2026-04

Lithuania in Europe’s Economic Race: How a Small Baltic Nation Is Sprinting Past Its Rivals

2026-04-17 18:53
Economics & Science · Research Digest

Economic Research

A new mathematical model reveals why Lithuania may top Central and Eastern Europe in GDP per capita by 2030 — and what a flock of starlings has to do with it.

In late March 2026, a new seminar series opened at the Institute of Lithuanian Scientific Society — named after the economist Jonas Pranas Aleksa. The inaugural talk was delivered by Prof. Vygintas Gontis, and its subject was deceptively modest: how Lithuania managed to become one of the fastest-growing economies in Central and Eastern Europe. The answer, it turns out, involves birds.

The research behind the lecture, published in two recent papers on arXiv, proposes a fresh lens for understanding how economies grow. Forget the usual policy prescriptions and microeconomic tinkering. What if the most important dynamics of economic development happen at the macro level — visible only when you step back far enough to see the whole flock?

▶ [Things to do]:
1. In the article on Lithuania's economy, take everything from "In late March" down to "the whole flock?" and write it out again with "seminar series" changed to "lecture series".
2. Answer these questions using the article on Lithuania's economy.
(a) By what year might Lithuania top Central and Eastern Europe in GDP per capita?
(b) Who gave the first talk in the new seminar series?
(c) Where were the two recent papers behind the lecture published?
You won't need the records that come after the article.

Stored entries
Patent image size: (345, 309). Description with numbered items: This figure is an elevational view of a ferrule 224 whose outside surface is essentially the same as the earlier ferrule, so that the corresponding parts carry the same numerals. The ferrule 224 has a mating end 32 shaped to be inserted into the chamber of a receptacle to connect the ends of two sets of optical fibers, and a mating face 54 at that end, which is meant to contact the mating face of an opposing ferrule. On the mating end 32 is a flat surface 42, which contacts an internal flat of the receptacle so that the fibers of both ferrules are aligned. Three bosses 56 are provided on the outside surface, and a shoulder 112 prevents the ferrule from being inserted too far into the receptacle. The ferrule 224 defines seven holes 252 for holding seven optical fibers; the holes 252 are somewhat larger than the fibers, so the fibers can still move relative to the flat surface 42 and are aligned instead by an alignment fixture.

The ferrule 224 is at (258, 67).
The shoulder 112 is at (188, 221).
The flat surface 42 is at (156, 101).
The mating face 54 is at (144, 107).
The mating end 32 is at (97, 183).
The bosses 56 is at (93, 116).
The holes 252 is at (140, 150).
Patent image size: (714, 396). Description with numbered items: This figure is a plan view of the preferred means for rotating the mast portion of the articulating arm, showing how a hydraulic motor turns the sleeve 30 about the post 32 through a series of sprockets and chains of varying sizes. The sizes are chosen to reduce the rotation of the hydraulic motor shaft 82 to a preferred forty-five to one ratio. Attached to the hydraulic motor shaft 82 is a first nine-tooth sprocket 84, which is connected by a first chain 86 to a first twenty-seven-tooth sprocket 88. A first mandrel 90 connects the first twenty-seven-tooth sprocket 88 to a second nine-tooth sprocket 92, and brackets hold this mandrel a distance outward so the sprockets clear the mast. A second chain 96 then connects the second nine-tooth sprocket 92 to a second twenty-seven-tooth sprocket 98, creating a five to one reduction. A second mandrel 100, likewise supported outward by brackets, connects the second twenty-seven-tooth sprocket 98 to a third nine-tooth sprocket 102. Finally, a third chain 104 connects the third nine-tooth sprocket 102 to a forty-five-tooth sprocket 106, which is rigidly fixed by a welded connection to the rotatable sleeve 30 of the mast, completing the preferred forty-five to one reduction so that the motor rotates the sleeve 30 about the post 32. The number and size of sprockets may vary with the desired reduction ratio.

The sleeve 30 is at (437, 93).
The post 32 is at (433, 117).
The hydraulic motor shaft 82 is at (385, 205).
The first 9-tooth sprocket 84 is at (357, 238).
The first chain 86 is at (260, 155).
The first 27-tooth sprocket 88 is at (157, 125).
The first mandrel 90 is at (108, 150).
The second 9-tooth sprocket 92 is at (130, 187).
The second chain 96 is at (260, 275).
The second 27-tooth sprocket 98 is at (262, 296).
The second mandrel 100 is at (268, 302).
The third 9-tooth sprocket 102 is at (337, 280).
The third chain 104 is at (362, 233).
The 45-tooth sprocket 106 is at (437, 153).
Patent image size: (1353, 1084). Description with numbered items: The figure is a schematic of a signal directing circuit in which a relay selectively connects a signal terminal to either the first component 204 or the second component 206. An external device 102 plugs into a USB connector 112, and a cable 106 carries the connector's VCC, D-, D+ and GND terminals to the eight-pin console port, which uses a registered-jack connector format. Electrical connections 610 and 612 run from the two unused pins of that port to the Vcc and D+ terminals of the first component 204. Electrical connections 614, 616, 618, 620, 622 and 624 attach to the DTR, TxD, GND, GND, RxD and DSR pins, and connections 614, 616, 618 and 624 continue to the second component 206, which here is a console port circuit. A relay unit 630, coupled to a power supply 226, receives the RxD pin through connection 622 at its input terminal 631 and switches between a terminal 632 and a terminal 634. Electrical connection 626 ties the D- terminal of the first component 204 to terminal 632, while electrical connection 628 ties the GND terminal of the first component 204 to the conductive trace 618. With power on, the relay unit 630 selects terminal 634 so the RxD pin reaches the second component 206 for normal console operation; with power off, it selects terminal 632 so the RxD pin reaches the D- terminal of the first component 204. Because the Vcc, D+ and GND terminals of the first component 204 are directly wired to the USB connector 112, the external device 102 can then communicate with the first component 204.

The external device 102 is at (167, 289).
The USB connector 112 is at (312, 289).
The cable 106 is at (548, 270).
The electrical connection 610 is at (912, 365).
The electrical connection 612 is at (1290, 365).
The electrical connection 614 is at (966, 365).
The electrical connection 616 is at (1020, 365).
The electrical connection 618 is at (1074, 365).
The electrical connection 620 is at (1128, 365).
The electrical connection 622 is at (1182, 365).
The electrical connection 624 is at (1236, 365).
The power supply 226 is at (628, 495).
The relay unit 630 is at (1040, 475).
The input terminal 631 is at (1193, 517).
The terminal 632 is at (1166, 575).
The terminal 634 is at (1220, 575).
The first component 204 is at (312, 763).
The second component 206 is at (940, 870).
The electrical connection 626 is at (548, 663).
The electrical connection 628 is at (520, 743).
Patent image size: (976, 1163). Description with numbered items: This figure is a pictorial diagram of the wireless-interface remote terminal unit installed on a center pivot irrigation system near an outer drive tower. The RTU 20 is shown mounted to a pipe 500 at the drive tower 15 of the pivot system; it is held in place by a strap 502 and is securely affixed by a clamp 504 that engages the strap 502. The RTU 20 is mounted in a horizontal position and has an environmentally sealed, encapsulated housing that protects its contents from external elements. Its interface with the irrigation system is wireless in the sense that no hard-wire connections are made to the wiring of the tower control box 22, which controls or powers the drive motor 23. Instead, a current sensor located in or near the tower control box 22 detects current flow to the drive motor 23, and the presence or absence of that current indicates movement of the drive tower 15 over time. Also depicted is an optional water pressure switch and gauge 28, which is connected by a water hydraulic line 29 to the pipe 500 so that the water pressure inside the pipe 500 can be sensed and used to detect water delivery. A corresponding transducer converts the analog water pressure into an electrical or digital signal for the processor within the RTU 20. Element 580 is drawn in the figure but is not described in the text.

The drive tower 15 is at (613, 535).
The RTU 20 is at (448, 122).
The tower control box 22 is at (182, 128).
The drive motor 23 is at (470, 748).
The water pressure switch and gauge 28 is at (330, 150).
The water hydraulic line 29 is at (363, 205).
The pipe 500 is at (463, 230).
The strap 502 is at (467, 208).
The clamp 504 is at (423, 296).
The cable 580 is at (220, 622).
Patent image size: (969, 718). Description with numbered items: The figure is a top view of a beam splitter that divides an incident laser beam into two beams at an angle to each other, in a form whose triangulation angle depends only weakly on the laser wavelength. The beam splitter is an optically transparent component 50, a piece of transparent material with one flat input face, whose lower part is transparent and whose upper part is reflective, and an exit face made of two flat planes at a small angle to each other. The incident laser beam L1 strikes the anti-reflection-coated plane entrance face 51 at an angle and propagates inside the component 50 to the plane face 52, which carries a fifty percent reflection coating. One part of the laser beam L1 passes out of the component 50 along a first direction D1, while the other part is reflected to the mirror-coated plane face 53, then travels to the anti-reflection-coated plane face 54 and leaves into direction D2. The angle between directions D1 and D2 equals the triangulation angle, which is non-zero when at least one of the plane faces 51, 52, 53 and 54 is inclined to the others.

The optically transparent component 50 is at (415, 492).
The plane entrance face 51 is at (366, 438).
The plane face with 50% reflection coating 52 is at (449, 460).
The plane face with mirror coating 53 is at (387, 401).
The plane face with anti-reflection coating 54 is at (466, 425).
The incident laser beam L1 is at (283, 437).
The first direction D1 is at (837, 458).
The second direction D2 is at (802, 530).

▶ [The results]:
1.
In late March 2026, a new lecture series opened at the Institute of Lithuanian Scientific Society — named after the economist Jonas Pranas Aleksa. The inaugural talk was delivered by Prof. Vygintas Gontis, and its subject was deceptively modest: how Lithuania managed to become one of the fastest-growing economies in Central and Eastern Europe. The answer, it turns out, involves birds.

The research behind the lecture, published in two recent papers on arXiv, proposes a fresh lens for understanding how economies grow. Forget the usual policy prescriptions and microeconomic tinkering. What if the most important dynamics of economic development happen at the macro level — visible only when you step back far enough to see the whole flock?

2.
(a) 2030
(b) Prof. Vygintas Gontis
(c) On arXiv